Element box annotations
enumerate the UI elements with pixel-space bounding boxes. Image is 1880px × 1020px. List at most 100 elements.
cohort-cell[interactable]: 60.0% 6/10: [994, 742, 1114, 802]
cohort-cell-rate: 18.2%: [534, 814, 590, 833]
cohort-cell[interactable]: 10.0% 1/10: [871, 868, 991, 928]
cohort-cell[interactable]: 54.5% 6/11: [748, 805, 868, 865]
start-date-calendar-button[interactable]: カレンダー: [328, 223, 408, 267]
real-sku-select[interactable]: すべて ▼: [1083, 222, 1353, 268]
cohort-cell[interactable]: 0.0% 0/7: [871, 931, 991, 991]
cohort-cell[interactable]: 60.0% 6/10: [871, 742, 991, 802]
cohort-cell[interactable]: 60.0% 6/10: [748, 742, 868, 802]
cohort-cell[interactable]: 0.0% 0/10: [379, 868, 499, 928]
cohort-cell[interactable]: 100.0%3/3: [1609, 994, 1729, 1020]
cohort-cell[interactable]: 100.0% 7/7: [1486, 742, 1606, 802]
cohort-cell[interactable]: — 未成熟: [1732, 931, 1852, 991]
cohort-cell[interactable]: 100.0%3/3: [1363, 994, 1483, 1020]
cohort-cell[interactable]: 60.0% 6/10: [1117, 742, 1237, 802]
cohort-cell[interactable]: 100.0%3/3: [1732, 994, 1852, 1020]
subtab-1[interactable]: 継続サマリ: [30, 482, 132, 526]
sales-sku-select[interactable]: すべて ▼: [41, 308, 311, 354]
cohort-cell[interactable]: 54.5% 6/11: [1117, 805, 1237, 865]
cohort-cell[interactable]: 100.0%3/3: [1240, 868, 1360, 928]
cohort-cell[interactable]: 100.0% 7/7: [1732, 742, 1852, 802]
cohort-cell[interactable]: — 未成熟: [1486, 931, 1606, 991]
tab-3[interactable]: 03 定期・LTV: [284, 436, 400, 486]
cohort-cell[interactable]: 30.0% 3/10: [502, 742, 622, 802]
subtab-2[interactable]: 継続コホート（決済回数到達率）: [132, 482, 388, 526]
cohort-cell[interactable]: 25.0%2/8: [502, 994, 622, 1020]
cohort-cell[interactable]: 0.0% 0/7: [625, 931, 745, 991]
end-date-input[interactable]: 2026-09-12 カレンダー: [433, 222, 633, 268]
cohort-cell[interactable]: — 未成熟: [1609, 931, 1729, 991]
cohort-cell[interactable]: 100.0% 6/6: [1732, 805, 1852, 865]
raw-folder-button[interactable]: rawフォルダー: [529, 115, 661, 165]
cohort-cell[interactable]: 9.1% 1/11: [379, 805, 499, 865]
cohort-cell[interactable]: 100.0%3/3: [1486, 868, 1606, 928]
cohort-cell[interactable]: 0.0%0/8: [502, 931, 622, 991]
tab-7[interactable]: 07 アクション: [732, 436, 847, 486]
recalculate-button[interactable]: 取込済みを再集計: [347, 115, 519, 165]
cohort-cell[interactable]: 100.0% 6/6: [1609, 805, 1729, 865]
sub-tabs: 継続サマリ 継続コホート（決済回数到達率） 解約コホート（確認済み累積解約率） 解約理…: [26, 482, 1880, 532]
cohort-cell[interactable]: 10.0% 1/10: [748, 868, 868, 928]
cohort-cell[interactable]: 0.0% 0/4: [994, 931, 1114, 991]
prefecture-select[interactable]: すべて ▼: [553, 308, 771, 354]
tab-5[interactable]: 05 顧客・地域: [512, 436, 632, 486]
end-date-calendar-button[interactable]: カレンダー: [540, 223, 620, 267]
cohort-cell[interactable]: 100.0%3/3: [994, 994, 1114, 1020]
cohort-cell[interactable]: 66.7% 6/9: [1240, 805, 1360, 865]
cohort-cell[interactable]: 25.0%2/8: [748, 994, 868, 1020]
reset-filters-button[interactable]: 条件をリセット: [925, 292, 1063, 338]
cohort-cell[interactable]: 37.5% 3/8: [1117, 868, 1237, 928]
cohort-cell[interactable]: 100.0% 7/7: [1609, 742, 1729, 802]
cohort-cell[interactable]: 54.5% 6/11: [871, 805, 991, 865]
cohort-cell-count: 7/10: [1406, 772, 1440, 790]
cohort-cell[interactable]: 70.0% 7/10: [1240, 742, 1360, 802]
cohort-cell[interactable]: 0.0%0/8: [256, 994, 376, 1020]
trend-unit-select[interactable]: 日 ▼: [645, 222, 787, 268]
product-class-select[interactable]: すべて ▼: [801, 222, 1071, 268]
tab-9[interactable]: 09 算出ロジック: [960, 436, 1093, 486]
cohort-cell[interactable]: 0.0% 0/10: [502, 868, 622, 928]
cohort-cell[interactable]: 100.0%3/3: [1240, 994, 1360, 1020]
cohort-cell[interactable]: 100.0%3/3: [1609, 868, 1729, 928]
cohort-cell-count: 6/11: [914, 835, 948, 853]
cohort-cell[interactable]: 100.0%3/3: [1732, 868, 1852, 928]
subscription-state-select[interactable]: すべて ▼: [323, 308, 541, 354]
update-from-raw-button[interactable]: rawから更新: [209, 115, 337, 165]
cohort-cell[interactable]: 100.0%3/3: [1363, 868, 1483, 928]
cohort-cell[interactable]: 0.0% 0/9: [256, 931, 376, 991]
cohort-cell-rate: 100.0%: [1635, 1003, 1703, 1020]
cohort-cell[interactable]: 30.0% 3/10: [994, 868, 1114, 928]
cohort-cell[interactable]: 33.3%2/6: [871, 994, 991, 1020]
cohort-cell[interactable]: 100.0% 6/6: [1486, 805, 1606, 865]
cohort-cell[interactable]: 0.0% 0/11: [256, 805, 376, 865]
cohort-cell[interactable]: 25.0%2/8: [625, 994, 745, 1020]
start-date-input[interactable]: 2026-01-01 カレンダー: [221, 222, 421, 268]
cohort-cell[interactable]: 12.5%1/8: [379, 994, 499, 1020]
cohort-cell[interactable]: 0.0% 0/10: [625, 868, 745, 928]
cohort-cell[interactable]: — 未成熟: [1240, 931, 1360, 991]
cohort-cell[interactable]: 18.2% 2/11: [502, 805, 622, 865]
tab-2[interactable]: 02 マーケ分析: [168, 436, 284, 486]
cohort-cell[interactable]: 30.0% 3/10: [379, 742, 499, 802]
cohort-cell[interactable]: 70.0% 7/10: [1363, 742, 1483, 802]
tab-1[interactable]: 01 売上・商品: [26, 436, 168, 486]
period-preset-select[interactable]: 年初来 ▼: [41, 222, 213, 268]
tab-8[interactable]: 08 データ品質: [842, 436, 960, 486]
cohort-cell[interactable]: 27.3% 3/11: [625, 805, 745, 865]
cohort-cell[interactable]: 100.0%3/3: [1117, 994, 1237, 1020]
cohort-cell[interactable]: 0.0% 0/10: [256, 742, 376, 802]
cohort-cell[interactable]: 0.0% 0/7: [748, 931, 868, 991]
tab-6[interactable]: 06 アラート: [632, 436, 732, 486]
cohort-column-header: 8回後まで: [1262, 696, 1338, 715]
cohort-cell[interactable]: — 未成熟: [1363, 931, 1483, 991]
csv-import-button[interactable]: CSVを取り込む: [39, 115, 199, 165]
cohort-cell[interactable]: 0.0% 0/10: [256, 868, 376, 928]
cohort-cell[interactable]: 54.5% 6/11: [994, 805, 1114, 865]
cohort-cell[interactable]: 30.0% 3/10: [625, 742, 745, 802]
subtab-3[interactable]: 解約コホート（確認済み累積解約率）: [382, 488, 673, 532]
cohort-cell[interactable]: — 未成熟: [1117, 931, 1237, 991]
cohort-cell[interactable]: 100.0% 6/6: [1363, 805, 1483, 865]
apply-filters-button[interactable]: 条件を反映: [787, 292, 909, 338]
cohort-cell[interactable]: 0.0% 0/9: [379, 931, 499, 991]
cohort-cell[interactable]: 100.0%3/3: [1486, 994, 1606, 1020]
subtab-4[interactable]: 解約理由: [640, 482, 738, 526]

### EXERCISE DESCRIPTION
Quote the data from its first line through the line that contains "cohort-cell[interactable]: 54.5% 6/11: [748, 805, 868, 865]", including both of those lines.

### RESULT OF THE EXERCISE
enumerate the UI elements with pixel-space bounding boxes. Image is 1880px × 1020px. List at most 100 elements.
cohort-cell[interactable]: 60.0% 6/10: [994, 742, 1114, 802]
cohort-cell-rate: 18.2%: [534, 814, 590, 833]
cohort-cell[interactable]: 10.0% 1/10: [871, 868, 991, 928]
cohort-cell[interactable]: 54.5% 6/11: [748, 805, 868, 865]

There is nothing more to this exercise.